WHAT YOU HAVE TO DO ▸ Set down the material once more, exactly as it appears.

Items from a figure collection ▸
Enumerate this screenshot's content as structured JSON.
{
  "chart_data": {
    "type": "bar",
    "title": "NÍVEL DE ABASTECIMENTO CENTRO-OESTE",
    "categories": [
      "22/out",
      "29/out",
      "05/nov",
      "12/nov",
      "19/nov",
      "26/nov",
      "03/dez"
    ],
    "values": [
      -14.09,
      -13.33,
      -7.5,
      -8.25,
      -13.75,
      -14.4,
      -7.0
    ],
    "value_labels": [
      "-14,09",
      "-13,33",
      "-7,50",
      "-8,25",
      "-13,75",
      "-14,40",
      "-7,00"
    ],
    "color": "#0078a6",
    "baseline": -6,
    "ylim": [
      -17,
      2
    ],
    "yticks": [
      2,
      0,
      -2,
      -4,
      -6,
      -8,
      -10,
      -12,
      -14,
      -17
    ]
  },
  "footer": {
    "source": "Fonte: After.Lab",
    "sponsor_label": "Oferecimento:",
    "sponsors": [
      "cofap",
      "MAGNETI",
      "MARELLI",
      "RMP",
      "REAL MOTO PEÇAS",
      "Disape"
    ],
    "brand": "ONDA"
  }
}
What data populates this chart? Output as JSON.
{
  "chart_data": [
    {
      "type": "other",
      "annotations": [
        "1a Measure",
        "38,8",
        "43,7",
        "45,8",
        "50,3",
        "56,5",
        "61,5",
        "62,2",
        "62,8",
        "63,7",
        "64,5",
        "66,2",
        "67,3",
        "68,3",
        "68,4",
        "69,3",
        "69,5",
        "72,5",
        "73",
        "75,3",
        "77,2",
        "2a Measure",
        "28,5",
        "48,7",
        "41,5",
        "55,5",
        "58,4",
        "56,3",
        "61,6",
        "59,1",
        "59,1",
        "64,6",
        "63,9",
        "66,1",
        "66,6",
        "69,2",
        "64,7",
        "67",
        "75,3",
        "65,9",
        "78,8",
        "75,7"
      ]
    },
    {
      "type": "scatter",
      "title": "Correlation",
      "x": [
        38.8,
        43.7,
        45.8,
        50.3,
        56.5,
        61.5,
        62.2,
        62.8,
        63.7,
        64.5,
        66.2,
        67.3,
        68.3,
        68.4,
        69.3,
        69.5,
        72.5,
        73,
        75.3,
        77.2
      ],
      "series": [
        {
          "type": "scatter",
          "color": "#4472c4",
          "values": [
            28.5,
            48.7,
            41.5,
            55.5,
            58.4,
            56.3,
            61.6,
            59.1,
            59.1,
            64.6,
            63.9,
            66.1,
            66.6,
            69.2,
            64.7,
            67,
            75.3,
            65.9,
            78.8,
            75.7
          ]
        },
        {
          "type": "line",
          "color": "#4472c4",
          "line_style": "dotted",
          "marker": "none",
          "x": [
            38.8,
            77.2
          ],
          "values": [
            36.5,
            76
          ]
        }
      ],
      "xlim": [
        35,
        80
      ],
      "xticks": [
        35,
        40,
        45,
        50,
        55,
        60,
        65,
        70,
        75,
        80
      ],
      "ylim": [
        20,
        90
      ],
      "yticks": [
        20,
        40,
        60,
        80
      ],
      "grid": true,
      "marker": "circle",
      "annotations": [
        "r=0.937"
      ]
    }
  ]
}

EXPECTED OUTPUT ▸
Enumerate this screenshot's content as structured JSON.
{
  "chart_data": {
    "type": "bar",
    "title": "NÍVEL DE ABASTECIMENTO CENTRO-OESTE",
    "categories": [
      "22/out",
      "29/out",
      "05/nov",
      "12/nov",
      "19/nov",
      "26/nov",
      "03/dez"
    ],
    "values": [
      -14.09,
      -13.33,
      -7.5,
      -8.25,
      -13.75,
      -14.4,
      -7.0
    ],
    "value_labels": [
      "-14,09",
      "-13,33",
      "-7,50",
      "-8,25",
      "-13,75",
      "-14,40",
      "-7,00"
    ],
    "color": "#0078a6",
    "baseline": -6,
    "ylim": [
      -17,
      2
    ],
    "yticks": [
      2,
      0,
      -2,
      -4,
      -6,
      -8,
      -10,
      -12,
      -14,
      -17
    ]
  },
  "footer": {
    "source": "Fonte: After.Lab",
    "sponsor_label": "Oferecimento:",
    "sponsors": [
      "cofap",
      "MAGNETI",
      "MARELLI",
      "RMP",
      "REAL MOTO PEÇAS",
      "Disape"
    ],
    "brand": "ONDA"
  }
}
What data populates this chart? Output as JSON.
{
  "chart_data": [
    {
      "type": "other",
      "annotations": [
        "1a Measure",
        "38,8",
        "43,7",
        "45,8",
        "50,3",
        "56,5",
        "61,5",
        "62,2",
        "62,8",
        "63,7",
        "64,5",
        "66,2",
        "67,3",
        "68,3",
        "68,4",
        "69,3",
        "69,5",
        "72,5",
        "73",
        "75,3",
        "77,2",
        "2a Measure",
        "28,5",
        "48,7",
        "41,5",
        "55,5",
        "58,4",
        "56,3",
        "61,6",
        "59,1",
        "59,1",
        "64,6",
        "63,9",
        "66,1",
        "66,6",
        "69,2",
        "64,7",
        "67",
        "75,3",
        "65,9",
        "78,8",
        "75,7"
      ]
    },
    {
      "type": "scatter",
      "title": "Correlation",
      "x": [
        38.8,
        43.7,
        45.8,
        50.3,
        56.5,
        61.5,
        62.2,
        62.8,
        63.7,
        64.5,
        66.2,
        67.3,
        68.3,
        68.4,
        69.3,
        69.5,
        72.5,
        73,
        75.3,
        77.2
      ],
      "series": [
        {
          "type": "scatter",
          "color": "#4472c4",
          "values": [
            28.5,
            48.7,
            41.5,
            55.5,
            58.4,
            56.3,
            61.6,
            59.1,
            59.1,
            64.6,
            63.9,
            66.1,
            66.6,
            69.2,
            64.7,
            67,
            75.3,
            65.9,
            78.8,
            75.7
          ]
        },
        {
          "type": "line",
          "color": "#4472c4",
          "line_style": "dotted",
          "marker": "none",
          "x": [
            38.8,
            77.2
          ],
          "values": [
            36.5,
            76
          ]
        }
      ],
      "xlim": [
        35,
        80
      ],
      "xticks": [
        35,
        40,
        45,
        50,
        55,
        60,
        65,
        70,
        75,
        80
      ],
      "ylim": [
        20,
        90
      ],
      "yticks": [
        20,
        40,
        60,
        80
      ],
      "grid": true,
      "marker": "circle",
      "annotations": [
        "r=0.937"
      ]
    }
  ]
}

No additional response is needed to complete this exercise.